** Start of Material for this task **

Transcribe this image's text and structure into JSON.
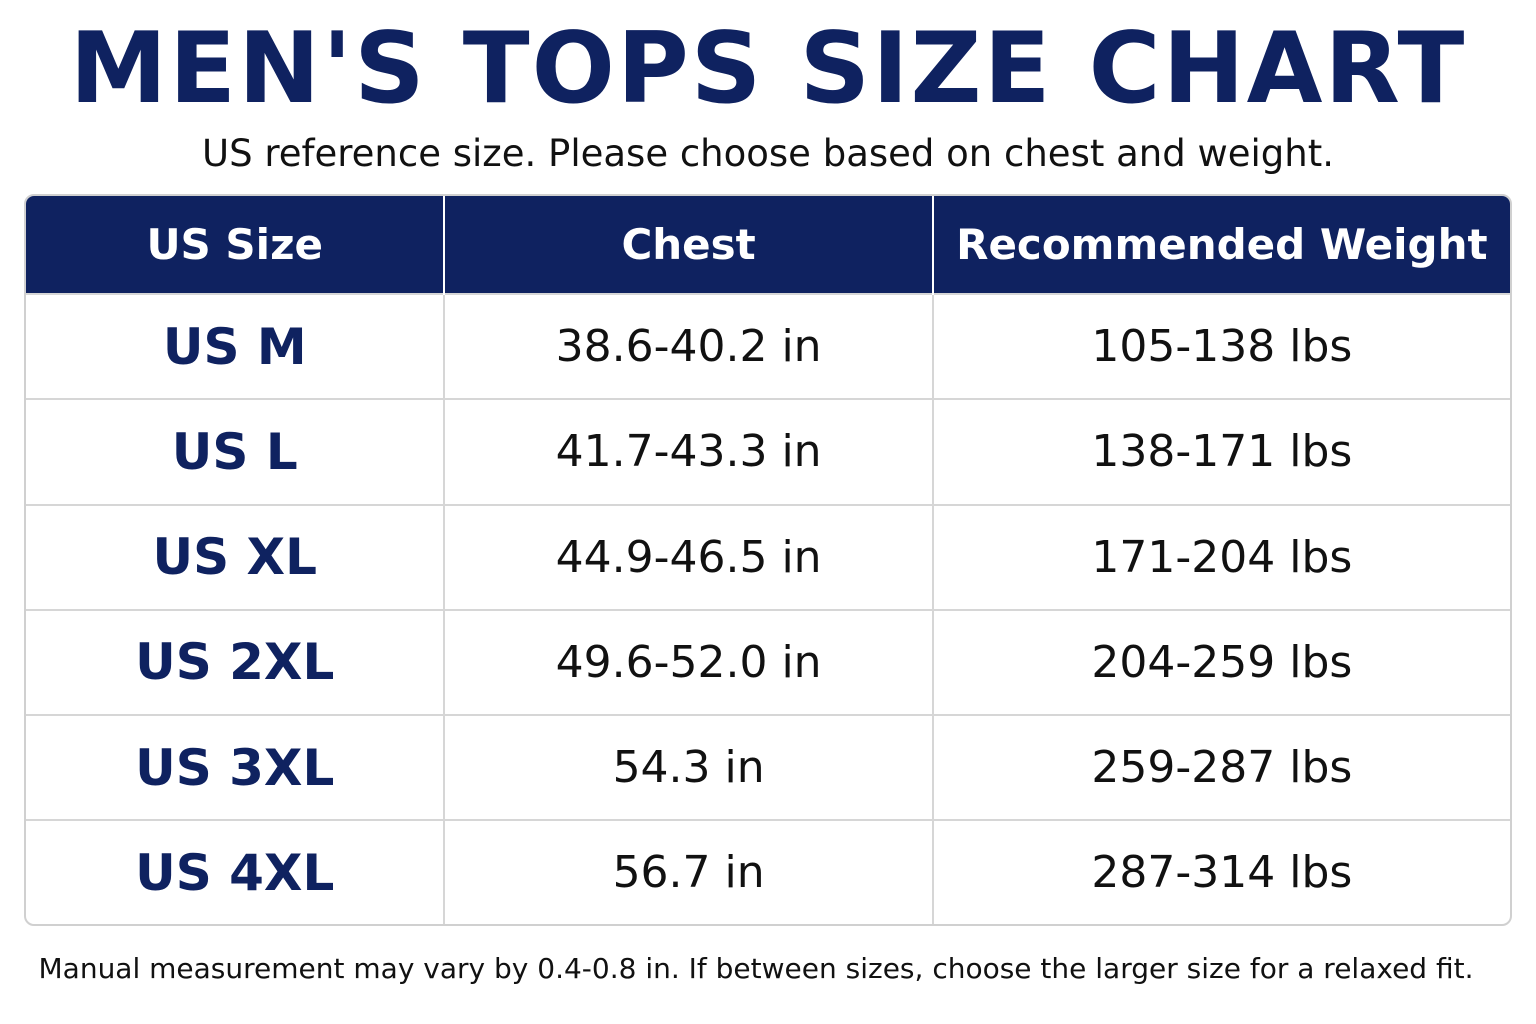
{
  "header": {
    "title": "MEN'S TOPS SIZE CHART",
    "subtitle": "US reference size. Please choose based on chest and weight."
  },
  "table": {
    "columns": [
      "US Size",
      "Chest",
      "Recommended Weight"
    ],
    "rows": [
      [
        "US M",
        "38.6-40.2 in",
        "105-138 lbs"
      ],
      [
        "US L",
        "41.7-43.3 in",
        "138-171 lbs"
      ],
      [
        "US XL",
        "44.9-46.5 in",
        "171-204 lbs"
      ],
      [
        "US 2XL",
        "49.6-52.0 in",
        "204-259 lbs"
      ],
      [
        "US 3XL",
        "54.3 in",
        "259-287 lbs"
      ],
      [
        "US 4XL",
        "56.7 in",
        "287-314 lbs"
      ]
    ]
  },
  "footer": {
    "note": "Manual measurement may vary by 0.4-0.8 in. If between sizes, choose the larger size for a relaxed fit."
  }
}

** End of Material for this task **

*Instructions to follow:* Repeat the data exactly, dropping every picture it holds.

*Full output:*
Transcribe this image's text and structure into JSON.
{
  "header": {
    "title": "MEN'S TOPS SIZE CHART",
    "subtitle": "US reference size. Please choose based on chest and weight."
  },
  "table": {
    "columns": [
      "US Size",
      "Chest",
      "Recommended Weight"
    ],
    "rows": [
      [
        "US M",
        "38.6-40.2 in",
        "105-138 lbs"
      ],
      [
        "US L",
        "41.7-43.3 in",
        "138-171 lbs"
      ],
      [
        "US XL",
        "44.9-46.5 in",
        "171-204 lbs"
      ],
      [
        "US 2XL",
        "49.6-52.0 in",
        "204-259 lbs"
      ],
      [
        "US 3XL",
        "54.3 in",
        "259-287 lbs"
      ],
      [
        "US 4XL",
        "56.7 in",
        "287-314 lbs"
      ]
    ]
  },
  "footer": {
    "note": "Manual measurement may vary by 0.4-0.8 in. If between sizes, choose the larger size for a relaxed fit."
  }
}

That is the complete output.